Supplied material start

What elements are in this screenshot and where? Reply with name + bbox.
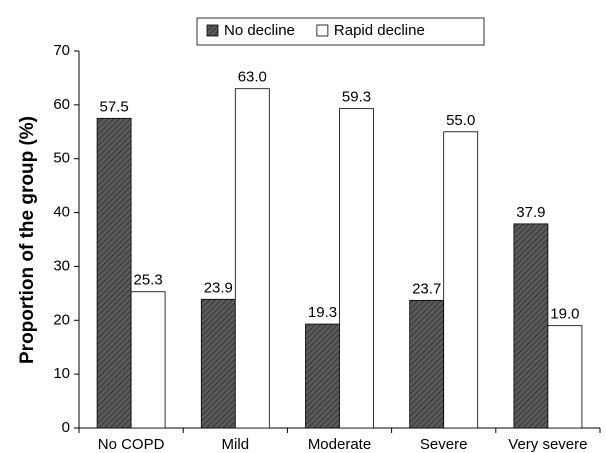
y-tick-label: 0 — [62, 419, 70, 436]
y-tick-label: 10 — [53, 365, 70, 382]
bar — [96, 117, 132, 429]
value-label: 23.7 — [412, 280, 441, 297]
x-tick-label: Mild — [222, 436, 250, 453]
x-tick-label: Severe — [420, 436, 468, 453]
legend-swatch — [316, 24, 329, 37]
value-label: 63.0 — [238, 69, 267, 86]
bar — [200, 298, 236, 429]
legend-label: No decline — [224, 22, 295, 39]
legend-frame — [196, 17, 485, 46]
legend: No decline Rapid decline — [196, 17, 485, 46]
x-tick-label: No COPD — [98, 436, 165, 453]
y-tick-label: 70 — [53, 42, 70, 59]
x-tick-label: Moderate — [308, 436, 371, 453]
y-tick-label: 20 — [53, 311, 70, 328]
legend-label: Rapid decline — [334, 22, 425, 39]
legend-swatch — [206, 24, 219, 37]
value-label: 37.9 — [516, 204, 545, 221]
y-tick-label: 60 — [53, 96, 70, 113]
x-tick-label: Very severe — [508, 436, 587, 453]
bar — [513, 223, 549, 429]
value-label: 19.0 — [550, 306, 579, 323]
bar — [130, 291, 166, 429]
bar — [339, 108, 374, 429]
bar — [409, 299, 445, 429]
bar — [443, 131, 479, 429]
y-tick-label: 40 — [53, 204, 70, 221]
bar — [305, 323, 340, 429]
value-label: 57.5 — [99, 98, 128, 115]
bar — [234, 88, 270, 429]
value-label: 59.3 — [342, 89, 371, 106]
value-label: 25.3 — [133, 272, 162, 289]
value-label: 19.3 — [308, 304, 337, 321]
value-label: 23.9 — [204, 279, 233, 296]
y-tick-label: 30 — [53, 257, 70, 274]
y-axis-label: Proportion of the group (%) — [17, 116, 38, 364]
bar — [547, 325, 583, 429]
y-tick-label: 50 — [53, 150, 70, 167]
value-label: 55.0 — [446, 112, 475, 129]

Supplied material end

**Problem description:** Rewrite the lines from the one containing "y-tick-label: 0 — [62, 419, 70, 436]" through the one containing "bar — [200, 298, 236, 429]", substituting "data-label" for "value-label" and leaving everything else unchanged. Give only those lines.

**Task result:**
y-tick-label: 0 — [62, 419, 70, 436]
y-tick-label: 10 — [53, 365, 70, 382]
bar — [96, 117, 132, 429]
data-label: 23.7 — [412, 280, 441, 297]
x-tick-label: Mild — [222, 436, 250, 453]
x-tick-label: Severe — [420, 436, 468, 453]
legend-swatch — [316, 24, 329, 37]
data-label: 63.0 — [238, 69, 267, 86]
bar — [200, 298, 236, 429]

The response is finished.